§ **WRITTEN INSTRUCTION**: Would you retype all of these records exactly?

___

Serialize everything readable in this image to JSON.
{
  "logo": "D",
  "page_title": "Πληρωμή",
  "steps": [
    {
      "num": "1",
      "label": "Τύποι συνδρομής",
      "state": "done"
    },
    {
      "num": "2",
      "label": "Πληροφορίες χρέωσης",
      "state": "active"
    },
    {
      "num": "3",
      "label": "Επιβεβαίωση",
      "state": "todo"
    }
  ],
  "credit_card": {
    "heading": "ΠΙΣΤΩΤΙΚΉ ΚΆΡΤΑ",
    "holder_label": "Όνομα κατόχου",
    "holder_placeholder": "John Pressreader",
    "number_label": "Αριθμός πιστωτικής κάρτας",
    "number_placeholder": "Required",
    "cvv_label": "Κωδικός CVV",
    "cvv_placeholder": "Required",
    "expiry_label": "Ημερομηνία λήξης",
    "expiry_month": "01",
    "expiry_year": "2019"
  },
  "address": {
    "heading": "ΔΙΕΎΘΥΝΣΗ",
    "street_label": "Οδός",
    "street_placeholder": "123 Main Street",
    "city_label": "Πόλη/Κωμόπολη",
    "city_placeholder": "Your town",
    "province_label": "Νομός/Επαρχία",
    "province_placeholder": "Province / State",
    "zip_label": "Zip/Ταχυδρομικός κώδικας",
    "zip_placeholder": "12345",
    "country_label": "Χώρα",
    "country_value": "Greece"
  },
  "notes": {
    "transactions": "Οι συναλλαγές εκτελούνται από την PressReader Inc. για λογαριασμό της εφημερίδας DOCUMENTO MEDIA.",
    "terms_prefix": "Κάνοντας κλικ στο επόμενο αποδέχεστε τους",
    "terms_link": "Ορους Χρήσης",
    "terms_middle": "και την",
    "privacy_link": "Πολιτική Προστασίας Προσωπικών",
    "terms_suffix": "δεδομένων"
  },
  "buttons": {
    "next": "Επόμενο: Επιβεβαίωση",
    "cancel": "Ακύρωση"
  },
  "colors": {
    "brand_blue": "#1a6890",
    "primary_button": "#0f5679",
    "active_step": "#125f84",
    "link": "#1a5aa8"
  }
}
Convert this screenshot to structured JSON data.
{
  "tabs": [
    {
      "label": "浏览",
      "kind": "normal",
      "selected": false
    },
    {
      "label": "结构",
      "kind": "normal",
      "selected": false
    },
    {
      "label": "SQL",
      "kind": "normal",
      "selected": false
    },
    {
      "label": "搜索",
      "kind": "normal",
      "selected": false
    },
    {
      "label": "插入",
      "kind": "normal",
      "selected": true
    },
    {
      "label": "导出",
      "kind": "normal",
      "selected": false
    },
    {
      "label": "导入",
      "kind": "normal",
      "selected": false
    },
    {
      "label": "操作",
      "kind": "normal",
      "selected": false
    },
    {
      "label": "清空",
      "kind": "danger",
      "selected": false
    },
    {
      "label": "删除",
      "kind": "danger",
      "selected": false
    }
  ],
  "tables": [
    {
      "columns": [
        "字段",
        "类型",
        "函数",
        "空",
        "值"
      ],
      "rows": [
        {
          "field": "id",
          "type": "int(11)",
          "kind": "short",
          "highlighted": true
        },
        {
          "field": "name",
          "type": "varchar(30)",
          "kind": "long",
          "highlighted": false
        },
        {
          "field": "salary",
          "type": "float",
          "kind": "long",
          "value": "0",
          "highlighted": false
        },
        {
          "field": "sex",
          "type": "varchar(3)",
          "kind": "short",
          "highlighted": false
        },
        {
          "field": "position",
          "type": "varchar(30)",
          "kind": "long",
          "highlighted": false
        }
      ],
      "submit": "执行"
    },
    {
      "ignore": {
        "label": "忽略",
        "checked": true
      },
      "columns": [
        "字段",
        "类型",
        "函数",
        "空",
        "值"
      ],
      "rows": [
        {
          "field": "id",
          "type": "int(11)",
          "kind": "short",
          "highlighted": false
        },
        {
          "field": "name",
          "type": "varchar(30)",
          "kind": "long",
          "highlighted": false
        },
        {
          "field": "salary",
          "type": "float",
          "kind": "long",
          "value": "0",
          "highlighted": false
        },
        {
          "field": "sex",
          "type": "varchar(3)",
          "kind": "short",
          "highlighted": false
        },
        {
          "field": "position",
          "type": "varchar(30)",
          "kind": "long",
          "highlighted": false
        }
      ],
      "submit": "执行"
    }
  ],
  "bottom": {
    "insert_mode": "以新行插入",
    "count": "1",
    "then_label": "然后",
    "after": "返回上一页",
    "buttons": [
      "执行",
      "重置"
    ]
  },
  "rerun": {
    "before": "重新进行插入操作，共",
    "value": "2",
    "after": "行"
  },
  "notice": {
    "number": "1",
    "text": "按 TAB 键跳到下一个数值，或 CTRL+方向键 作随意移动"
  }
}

___

§ **WRITTEN ANSWER**:
Serialize everything readable in this image to JSON.
{
  "logo": "D",
  "page_title": "Πληρωμή",
  "steps": [
    {
      "num": "1",
      "label": "Τύποι συνδρομής",
      "state": "done"
    },
    {
      "num": "2",
      "label": "Πληροφορίες χρέωσης",
      "state": "active"
    },
    {
      "num": "3",
      "label": "Επιβεβαίωση",
      "state": "todo"
    }
  ],
  "credit_card": {
    "heading": "ΠΙΣΤΩΤΙΚΉ ΚΆΡΤΑ",
    "holder_label": "Όνομα κατόχου",
    "holder_placeholder": "John Pressreader",
    "number_label": "Αριθμός πιστωτικής κάρτας",
    "number_placeholder": "Required",
    "cvv_label": "Κωδικός CVV",
    "cvv_placeholder": "Required",
    "expiry_label": "Ημερομηνία λήξης",
    "expiry_month": "01",
    "expiry_year": "2019"
  },
  "address": {
    "heading": "ΔΙΕΎΘΥΝΣΗ",
    "street_label": "Οδός",
    "street_placeholder": "123 Main Street",
    "city_label": "Πόλη/Κωμόπολη",
    "city_placeholder": "Your town",
    "province_label": "Νομός/Επαρχία",
    "province_placeholder": "Province / State",
    "zip_label": "Zip/Ταχυδρομικός κώδικας",
    "zip_placeholder": "12345",
    "country_label": "Χώρα",
    "country_value": "Greece"
  },
  "notes": {
    "transactions": "Οι συναλλαγές εκτελούνται από την PressReader Inc. για λογαριασμό της εφημερίδας DOCUMENTO MEDIA.",
    "terms_prefix": "Κάνοντας κλικ στο επόμενο αποδέχεστε τους",
    "terms_link": "Ορους Χρήσης",
    "terms_middle": "και την",
    "privacy_link": "Πολιτική Προστασίας Προσωπικών",
    "terms_suffix": "δεδομένων"
  },
  "buttons": {
    "next": "Επόμενο: Επιβεβαίωση",
    "cancel": "Ακύρωση"
  },
  "colors": {
    "brand_blue": "#1a6890",
    "primary_button": "#0f5679",
    "active_step": "#125f84",
    "link": "#1a5aa8"
  }
}
Convert this screenshot to structured JSON data.
{
  "tabs": [
    {
      "label": "浏览",
      "kind": "normal",
      "selected": false
    },
    {
      "label": "结构",
      "kind": "normal",
      "selected": false
    },
    {
      "label": "SQL",
      "kind": "normal",
      "selected": false
    },
    {
      "label": "搜索",
      "kind": "normal",
      "selected": false
    },
    {
      "label": "插入",
      "kind": "normal",
      "selected": true
    },
    {
      "label": "导出",
      "kind": "normal",
      "selected": false
    },
    {
      "label": "导入",
      "kind": "normal",
      "selected": false
    },
    {
      "label": "操作",
      "kind": "normal",
      "selected": false
    },
    {
      "label": "清空",
      "kind": "danger",
      "selected": false
    },
    {
      "label": "删除",
      "kind": "danger",
      "selected": false
    }
  ],
  "tables": [
    {
      "columns": [
        "字段",
        "类型",
        "函数",
        "空",
        "值"
      ],
      "rows": [
        {
          "field": "id",
          "type": "int(11)",
          "kind": "short",
          "highlighted": true
        },
        {
          "field": "name",
          "type": "varchar(30)",
          "kind": "long",
          "highlighted": false
        },
        {
          "field": "salary",
          "type": "float",
          "kind": "long",
          "value": "0",
          "highlighted": false
        },
        {
          "field": "sex",
          "type": "varchar(3)",
          "kind": "short",
          "highlighted": false
        },
        {
          "field": "position",
          "type": "varchar(30)",
          "kind": "long",
          "highlighted": false
        }
      ],
      "submit": "执行"
    },
    {
      "ignore": {
        "label": "忽略",
        "checked": true
      },
      "columns": [
        "字段",
        "类型",
        "函数",
        "空",
        "值"
      ],
      "rows": [
        {
          "field": "id",
          "type": "int(11)",
          "kind": "short",
          "highlighted": false
        },
        {
          "field": "name",
          "type": "varchar(30)",
          "kind": "long",
          "highlighted": false
        },
        {
          "field": "salary",
          "type": "float",
          "kind": "long",
          "value": "0",
          "highlighted": false
        },
        {
          "field": "sex",
          "type": "varchar(3)",
          "kind": "short",
          "highlighted": false
        },
        {
          "field": "position",
          "type": "varchar(30)",
          "kind": "long",
          "highlighted": false
        }
      ],
      "submit": "执行"
    }
  ],
  "bottom": {
    "insert_mode": "以新行插入",
    "count": "1",
    "then_label": "然后",
    "after": "返回上一页",
    "buttons": [
      "执行",
      "重置"
    ]
  },
  "rerun": {
    "before": "重新进行插入操作，共",
    "value": "2",
    "after": "行"
  },
  "notice": {
    "number": "1",
    "text": "按 TAB 键跳到下一个数值，或 CTRL+方向键 作随意移动"
  }
}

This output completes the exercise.